# Directive
Repeat the data below exactly, dropping any pictures it holds.

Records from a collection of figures
BEGIN
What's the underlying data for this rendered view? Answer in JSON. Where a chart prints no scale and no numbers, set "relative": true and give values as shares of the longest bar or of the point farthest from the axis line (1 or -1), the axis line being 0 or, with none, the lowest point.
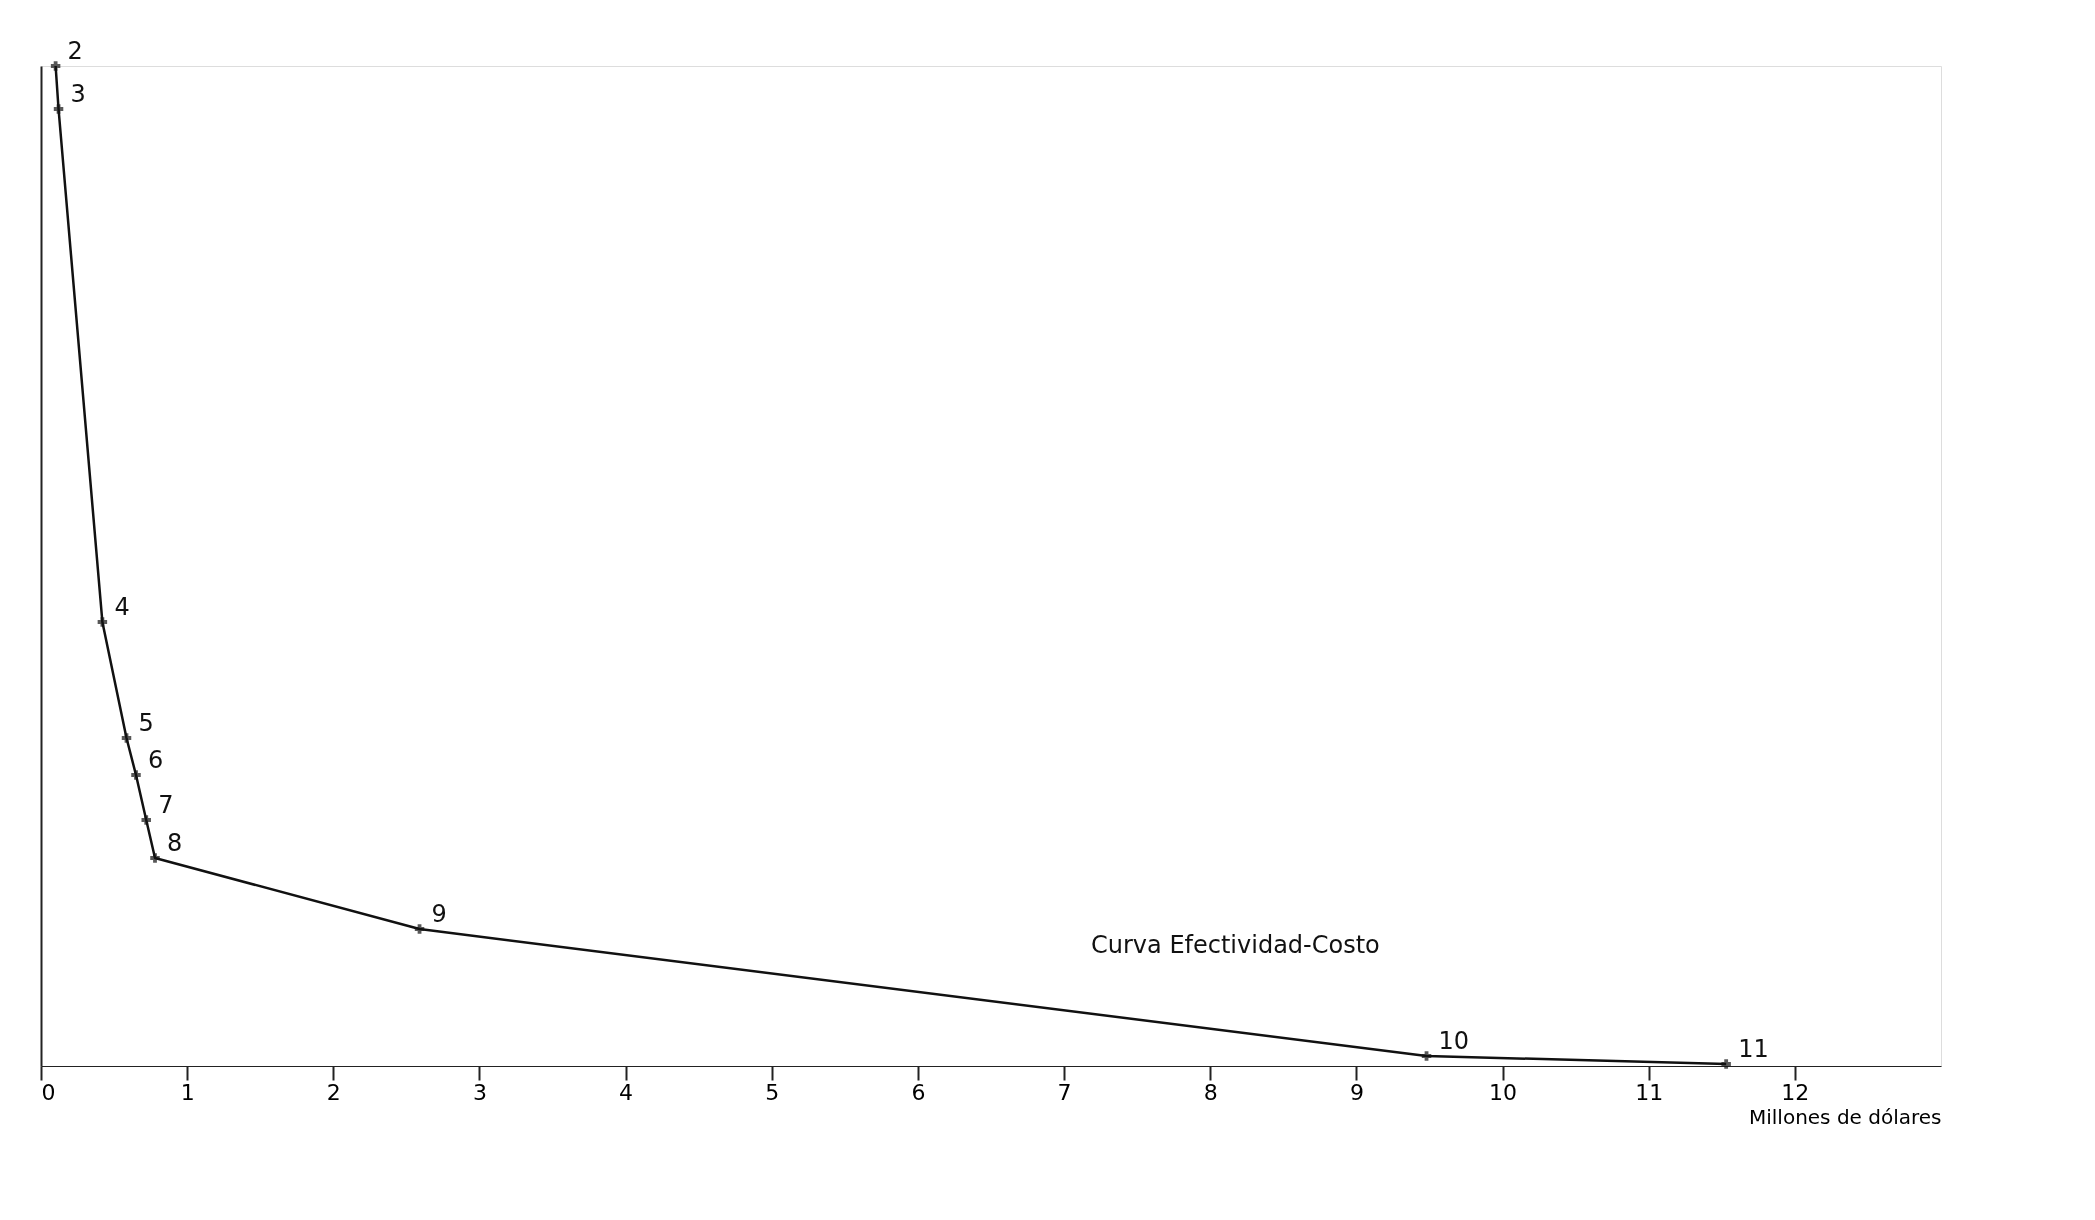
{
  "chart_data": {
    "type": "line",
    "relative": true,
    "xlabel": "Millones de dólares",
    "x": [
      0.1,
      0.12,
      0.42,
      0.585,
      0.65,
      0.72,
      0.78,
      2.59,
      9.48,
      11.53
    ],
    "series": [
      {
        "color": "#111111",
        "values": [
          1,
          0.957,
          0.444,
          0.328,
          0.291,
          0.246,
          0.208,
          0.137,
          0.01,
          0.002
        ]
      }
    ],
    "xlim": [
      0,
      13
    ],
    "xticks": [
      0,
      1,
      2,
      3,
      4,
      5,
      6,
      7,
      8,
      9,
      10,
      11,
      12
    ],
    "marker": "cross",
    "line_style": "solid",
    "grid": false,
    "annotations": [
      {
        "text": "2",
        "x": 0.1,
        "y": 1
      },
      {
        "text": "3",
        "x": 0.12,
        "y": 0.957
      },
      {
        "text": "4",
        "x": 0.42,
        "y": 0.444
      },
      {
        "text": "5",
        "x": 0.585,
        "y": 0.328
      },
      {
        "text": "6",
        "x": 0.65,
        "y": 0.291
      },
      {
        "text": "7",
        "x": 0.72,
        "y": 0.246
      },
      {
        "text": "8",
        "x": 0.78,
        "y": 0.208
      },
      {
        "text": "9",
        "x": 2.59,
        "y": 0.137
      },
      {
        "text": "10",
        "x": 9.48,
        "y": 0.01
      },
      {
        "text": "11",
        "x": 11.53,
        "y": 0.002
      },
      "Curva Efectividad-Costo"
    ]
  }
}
END
# Correct response
What's the underlying data for this rendered view? Answer in JSON. Where a chart prints no scale and no numbers, set "relative": true and give values as shares of the longest bar or of the point farthest from the axis line (1 or -1), the axis line being 0 or, with none, the lowest point.
{
  "chart_data": {
    "type": "line",
    "relative": true,
    "xlabel": "Millones de dólares",
    "x": [
      0.1,
      0.12,
      0.42,
      0.585,
      0.65,
      0.72,
      0.78,
      2.59,
      9.48,
      11.53
    ],
    "series": [
      {
        "color": "#111111",
        "values": [
          1,
          0.957,
          0.444,
          0.328,
          0.291,
          0.246,
          0.208,
          0.137,
          0.01,
          0.002
        ]
      }
    ],
    "xlim": [
      0,
      13
    ],
    "xticks": [
      0,
      1,
      2,
      3,
      4,
      5,
      6,
      7,
      8,
      9,
      10,
      11,
      12
    ],
    "marker": "cross",
    "line_style": "solid",
    "grid": false,
    "annotations": [
      {
        "text": "2",
        "x": 0.1,
        "y": 1
      },
      {
        "text": "3",
        "x": 0.12,
        "y": 0.957
      },
      {
        "text": "4",
        "x": 0.42,
        "y": 0.444
      },
      {
        "text": "5",
        "x": 0.585,
        "y": 0.328
      },
      {
        "text": "6",
        "x": 0.65,
        "y": 0.291
      },
      {
        "text": "7",
        "x": 0.72,
        "y": 0.246
      },
      {
        "text": "8",
        "x": 0.78,
        "y": 0.208
      },
      {
        "text": "9",
        "x": 2.59,
        "y": 0.137
      },
      {
        "text": "10",
        "x": 9.48,
        "y": 0.01
      },
      {
        "text": "11",
        "x": 11.53,
        "y": 0.002
      },
      "Curva Efectividad-Costo"
    ]
  }
}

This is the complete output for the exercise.